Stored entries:

:::::

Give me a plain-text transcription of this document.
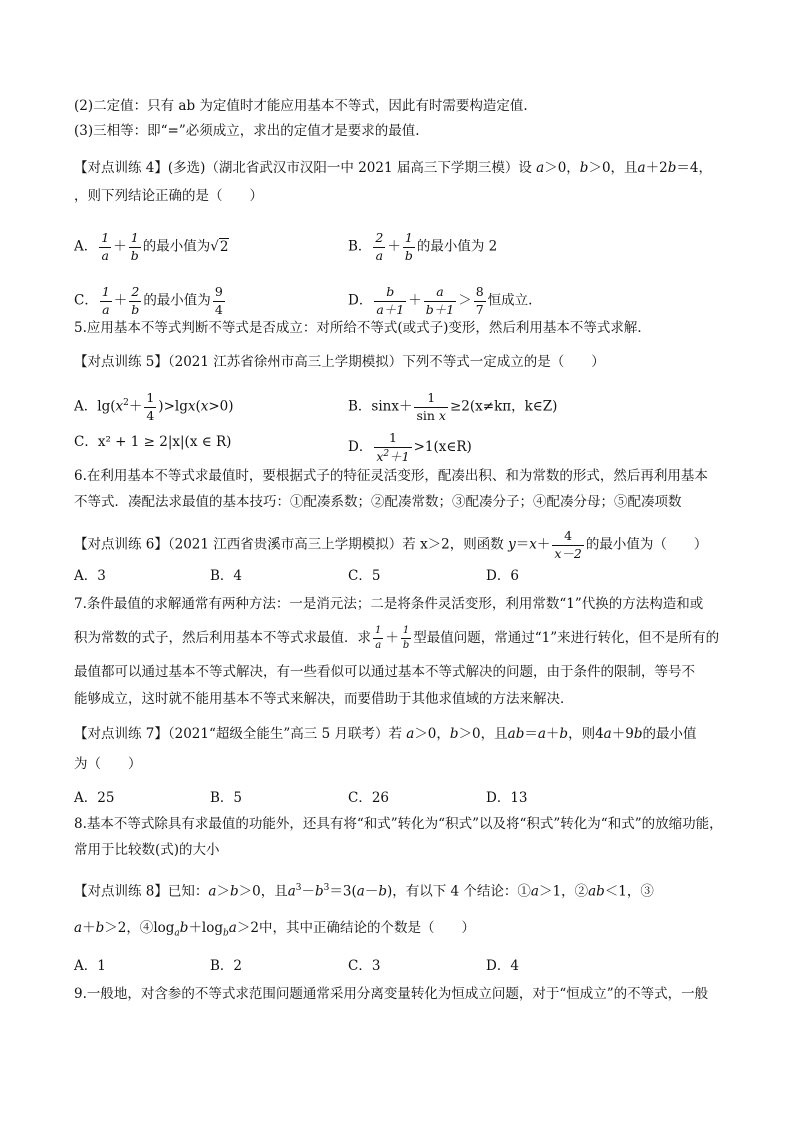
(2)二定值：只有 ab 为定值时才能应用基本不等式，因此有时需要构造定值.
(3)三相等：即“=”必须成立，求出的定值才是要求的最值.
【对点训练 4】(多选)（湖北省武汉市汉阳一中 2021 届高三下学期三模）设 a＞0，b＞0，且a＋2b＝4，
，则下列结论正确的是（　　）
A． $\frac{1}{a} + \frac{1}{b}$ 的最小值为√2	B． $\frac{2}{a} + \frac{1}{b}$ 的最小值为 2
C． $\frac{1}{a} + \frac{2}{b}$ 的最小值为 $\frac{9}{4}$	D． $\frac{b}{a+1} + \frac{a}{b+1} > \frac{8}{7}$ 恒成立.
5.应用基本不等式判断不等式是否成立：对所给不等式(或式子)变形，然后利用基本不等式求解．
【对点训练 5】（2021 江苏省徐州市高三上学期模拟）下列不等式一定成立的是（　　）
A．$\lg(x^2+ \frac{1}{4} )>\lg x(x>0)$	B．$\sin x+ \frac{1}{\text{sin x}} \ge 2(x\ne k\pi$，k∈Z)
C．x² + 1 ≥ 2|x|(x ∈ R)	D． $\frac{1}{x^2+1}$ >1(x∈R)
6.在利用基本不等式求最值时，要根据式子的特征灵活变形，配凑出积、和为常数的形式，然后再利用基本
不等式．凑配法求最值的基本技巧：①配凑系数；②配凑常数；③配凑分子；④配凑分母；⑤配凑项数
【对点训练 6】（2021 江西省贵溪市高三上学期模拟）若 x＞2，则函数 $y=x+ \frac{4}{x-2}$ 的最小值为（　　）
A．3	B．4	C．5	D．6
7.条件最值的求解通常有两种方法：一是消元法；二是将条件灵活变形，利用常数“1”代换的方法构造和或
积为常数的式子，然后利用基本不等式求最值．求 $\frac{1}{a} + \frac{1}{b}$ 型最值问题，常通过“1”来进行转化，但不是所有的
最值都可以通过基本不等式解决，有一些看似可以通过基本不等式解决的问题，由于条件的限制，等号不
能够成立，这时就不能用基本不等式来解决，而要借助于其他求值域的方法来解决．
【对点训练 7】（2021“超级全能生”高三 5 月联考）若 a＞0，b＞0，且ab＝a＋b，则4a＋9b的最小值
为（　　）
A．25	B．5	C．26	D．13
8.基本不等式除具有求最值的功能外，还具有将“和式”转化为“积式”以及将“积式”转化为“和式”的放缩功能，
常用于比较数(式)的大小
【对点训练 8】已知：a＞b＞0，且$a^3-b^3=3(a-b)$，有以下 4 个结论：①a＞1，②ab＜1，③
a＋b＞2，$④\log_ab+\log_ba>2$中，其中正确结论的个数是（　　）
A．1	B．2	C．3	D．4
9.一般地，对含参的不等式求范围问题通常采用分离变量转化为恒成立问题，对于“恒成立”的不等式，一般
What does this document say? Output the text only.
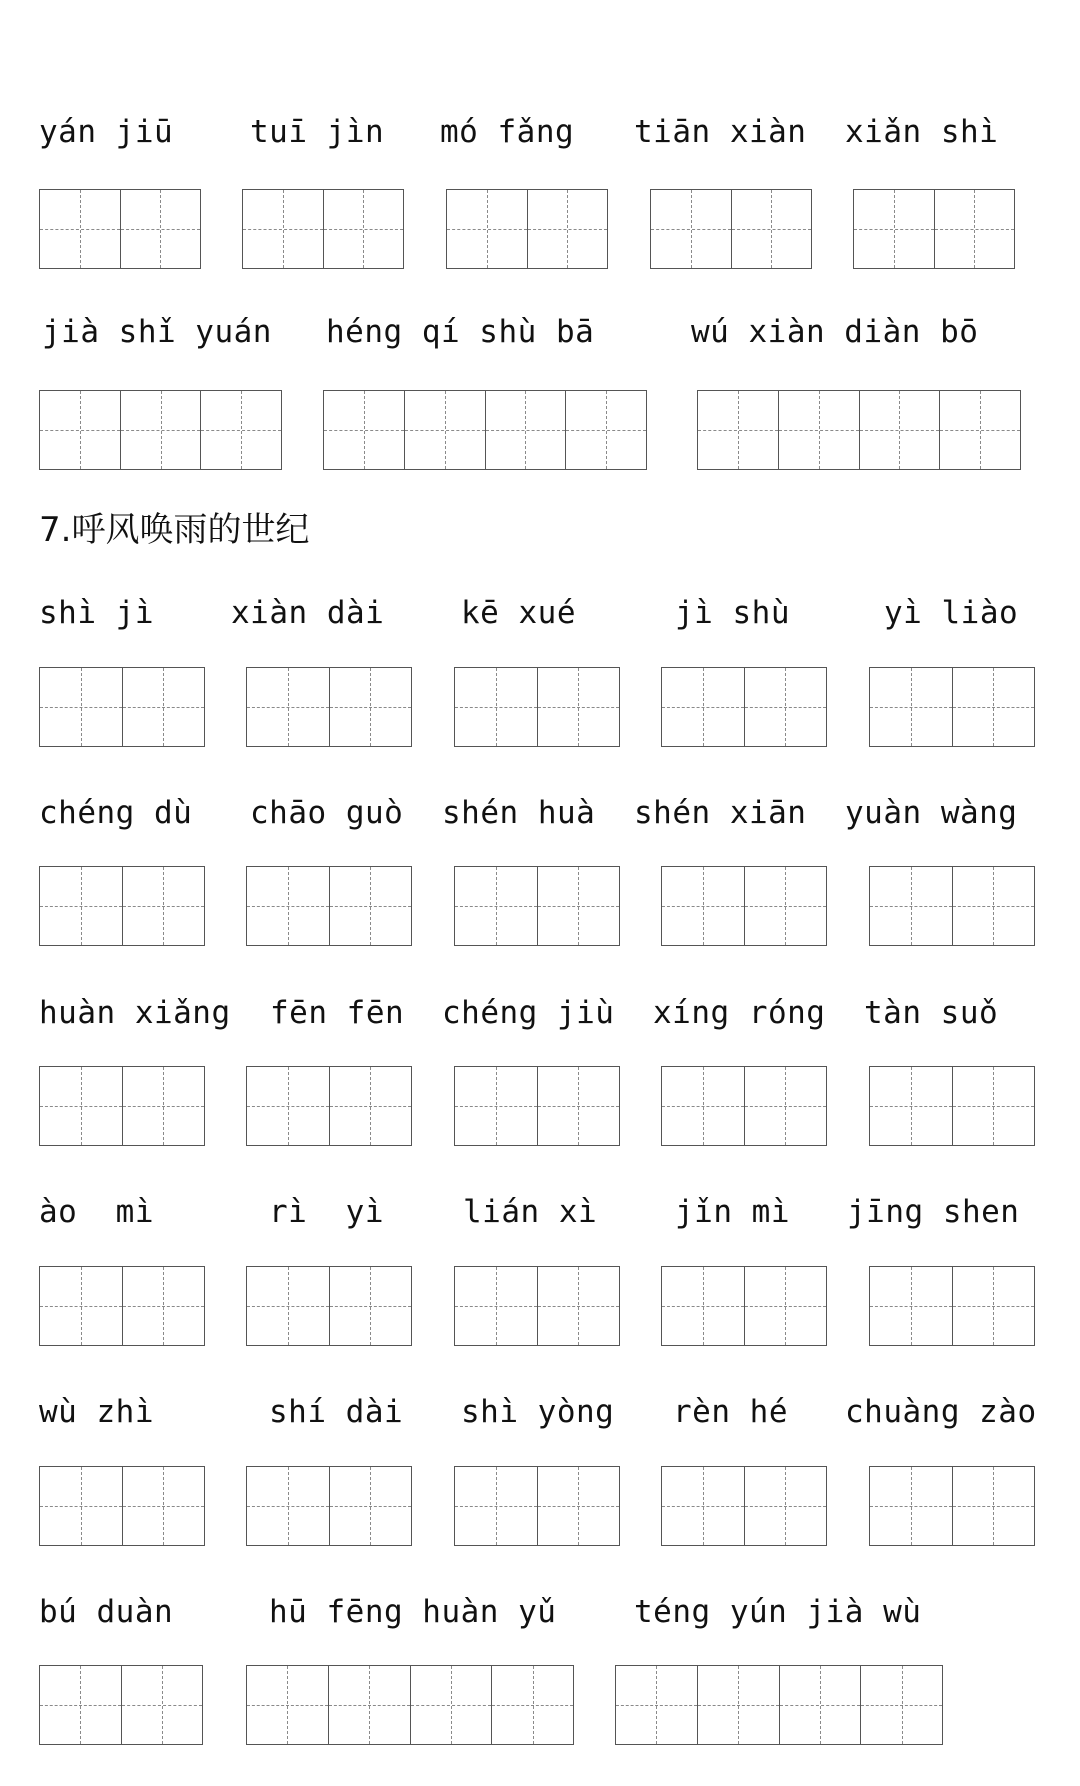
yán jiū tuī jìn mó fǎng tiān xiàn xiǎn shì
jià shǐ yuán héng qí shù bā	wú xiàn diàn bō
shì jì xiàn dài kē xué	jì shù	yì liào
chéng dù chāo guò shén huà shén xiān yuàn wàng
huàn xiǎng fēn fēn chéng jiù xíng róng tàn suǒ
ào  mì	rì  yì	lián xì	jǐn mì jīng shen
wù zhì	shí dài shì yòng rèn hé chuàng zào
bú duàn	hū fēng huàn yǔ	téng yún jià wù
7.呼风唤雨的世纪
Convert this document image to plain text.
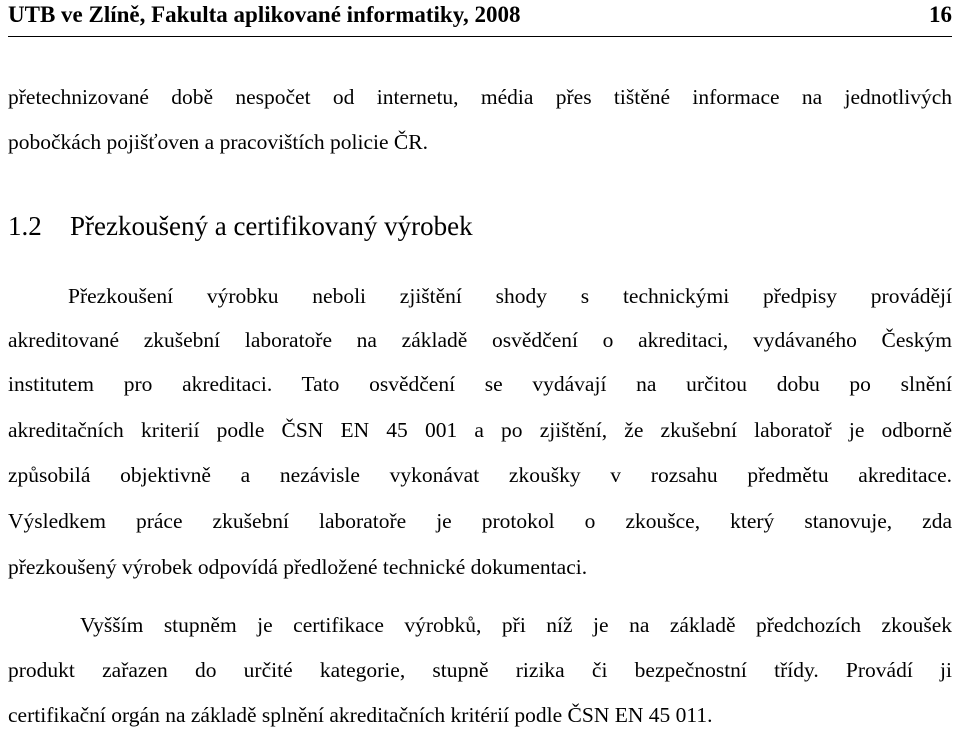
UTB ve Zlíně, Fakulta aplikované informatiky, 2008	16
přetechnizované době nespočet od internetu, média přes tištěné informace na jednotlivých
pobočkách pojišťoven a pracovištích policie ČR.
1.2 Přezkoušený a certifikovaný výrobek
Přezkoušení výrobku neboli zjištění shody s technickými předpisy provádějí
akreditované zkušební laboratoře na základě osvědčení o akreditaci, vydávaného Českým
institutem pro akreditaci. Tato osvědčení se vydávají na určitou dobu po slnění
akreditačních kriterií podle ČSN EN 45 001 a po zjištění, že zkušební laboratoř je odborně
způsobilá objektivně a nezávisle vykonávat zkoušky v rozsahu předmětu akreditace.
Výsledkem práce zkušební laboratoře je protokol o zkoušce, který stanovuje, zda
přezkoušený výrobek odpovídá předložené technické dokumentaci.
Vyšším stupněm je certifikace výrobků, při níž je na základě předchozích zkoušek
produkt zařazen do určité kategorie, stupně rizika či bezpečnostní třídy. Provádí ji
certifikační orgán na základě splnění akreditačních kritérií podle ČSN EN 45 011.
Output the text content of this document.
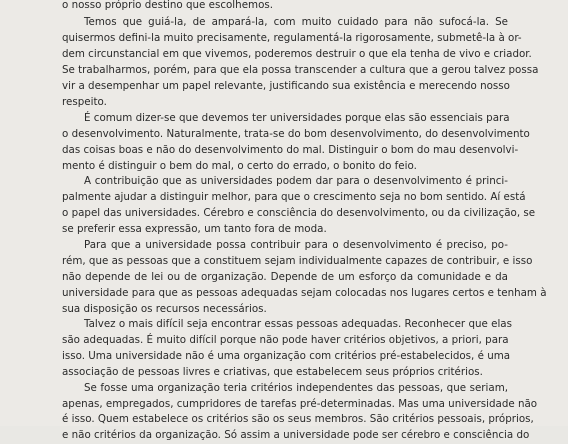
o nosso próprio destino que escolhemos.
Temos que guiá-la, de ampará-la, com muito cuidado para não sufocá-la. Se
quisermos defini-la muito precisamente, regulamentá-la rigorosamente, submetê-la à or-
dem circunstancial em que vivemos, poderemos destruir o que ela tenha de vivo e criador.
Se trabalharmos, porém, para que ela possa transcender a cultura que a gerou talvez possa
vir a desempenhar um papel relevante, justificando sua existência e merecendo nosso
respeito.
É comum dizer-se que devemos ter universidades porque elas são essenciais para
o desenvolvimento. Naturalmente, trata-se do bom desenvolvimento, do desenvolvimento
das coisas boas e não do desenvolvimento do mal. Distinguir o bom do mau desenvolvi-
mento é distinguir o bem do mal, o certo do errado, o bonito do feio.
A contribuição que as universidades podem dar para o desenvolvimento é princi-
palmente ajudar a distinguir melhor, para que o crescimento seja no bom sentido. Aí está
o papel das universidades. Cérebro e consciência do desenvolvimento, ou da civilização, se
se preferir essa expressão, um tanto fora de moda.
Para que a universidade possa contribuir para o desenvolvimento é preciso, po-
rém, que as pessoas que a constituem sejam individualmente capazes de contribuir, e isso
não depende de lei ou de organização. Depende de um esforço da comunidade e da
universidade para que as pessoas adequadas sejam colocadas nos lugares certos e tenham à
sua disposição os recursos necessários.
Talvez o mais difícil seja encontrar essas pessoas adequadas. Reconhecer que elas
são adequadas. É muito difícil porque não pode haver critérios objetivos, a priori, para
isso. Uma universidade não é uma organização com critérios pré-estabelecidos, é uma
associação de pessoas livres e criativas, que estabelecem seus próprios critérios.
Se fosse uma organização teria critérios independentes das pessoas, que seriam,
apenas, empregados, cumpridores de tarefas pré-determinadas. Mas uma universidade não
é isso. Quem estabelece os critérios são os seus membros. São critérios pessoais, próprios,
e não critérios da organização. Só assim a universidade pode ser cérebro e consciência do
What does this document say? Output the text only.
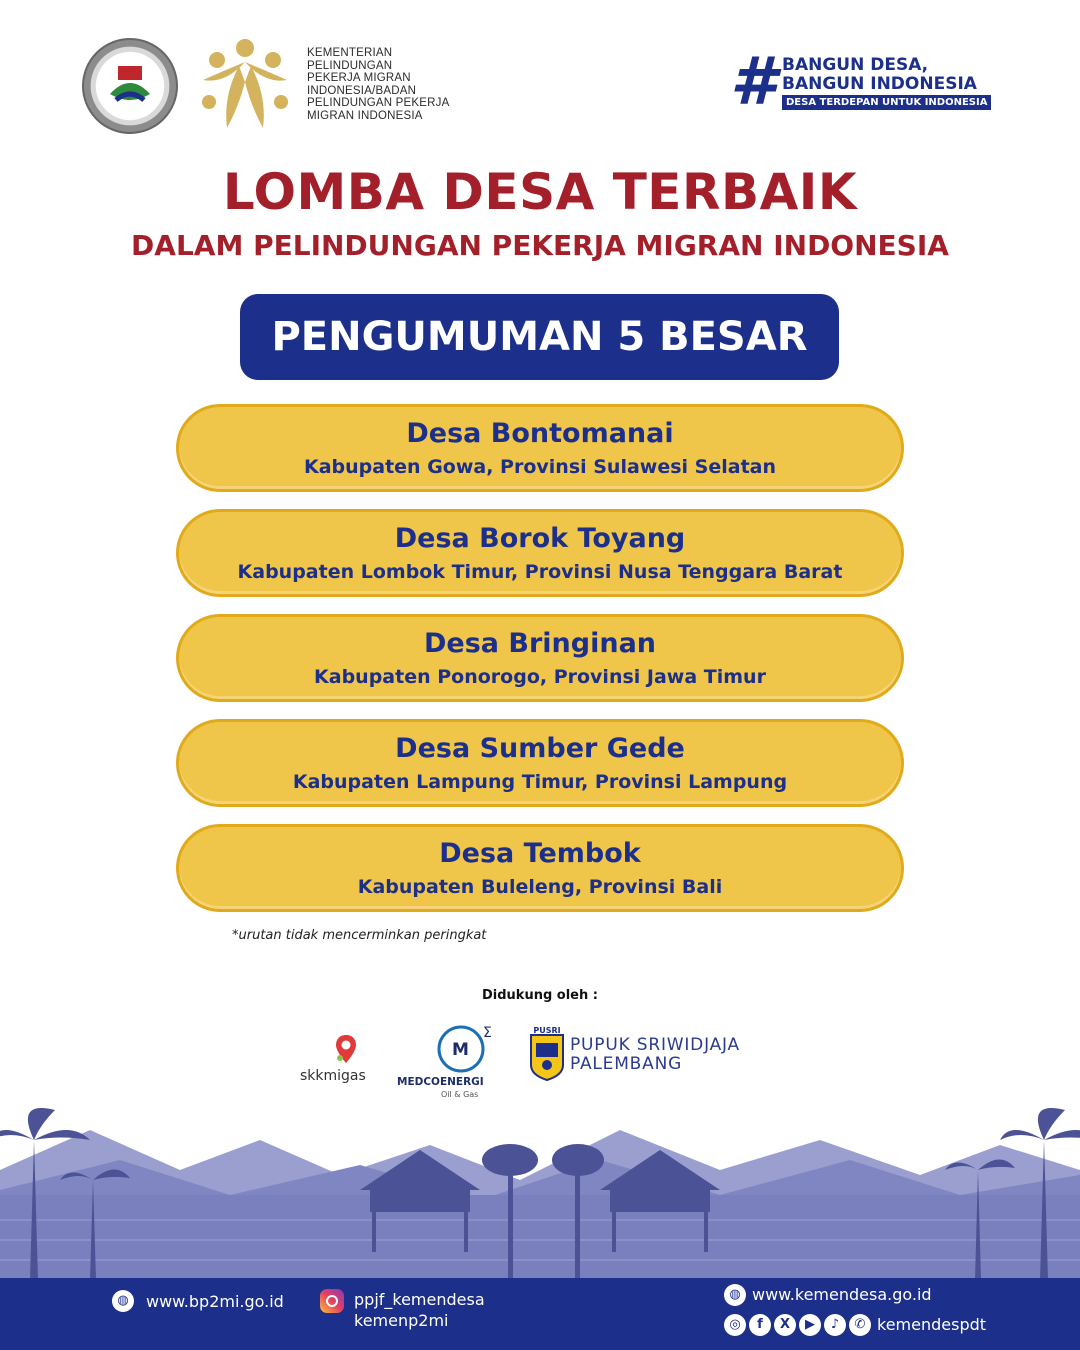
KEMENTERIAN
PELINDUNGAN
PEKERJA MIGRAN
INDONESIA/BADAN
PELINDUNGAN PEKERJA
MIGRAN INDONESIA	# BANGUN DESA,
BANGUN INDONESIA
DESA TERDEPAN UNTUK INDONESIA
LOMBA DESA TERBAIK
DALAM PELINDUNGAN PEKERJA MIGRAN INDONESIA
PENGUMUMAN 5 BESAR
Desa Bontomanai
Kabupaten Gowa, Provinsi Sulawesi Selatan
Desa Borok Toyang
Kabupaten Lombok Timur, Provinsi Nusa Tenggara Barat
Desa Bringinan
Kabupaten Ponorogo, Provinsi Jawa Timur
Desa Sumber Gede
Kabupaten Lampung Timur, Provinsi Lampung
Desa Tembok
Kabupaten Buleleng, Provinsi Bali
*urutan tidak mencerminkan peringkat
Didukung oleh :
skkmigas
M
Σ
MEDCOENERGI
Oil & Gas
PUSRI
PUPUK SRIWIDJAJA
PALEMBANG
◍	www.bp2mi.go.id	ppjf_kemendesa
kemenp2mi
◍ www.kemendesa.go.id
◎	f	X	▶	♪	✆ kemendespdt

:::::

▶ [Problem to work on]:
Copy every line of the listing where the word "BANGUN" appears.

▶ [Complete output]:
MIGRAN INDONESIA	# BANGUN DESA,
BANGUN INDONESIA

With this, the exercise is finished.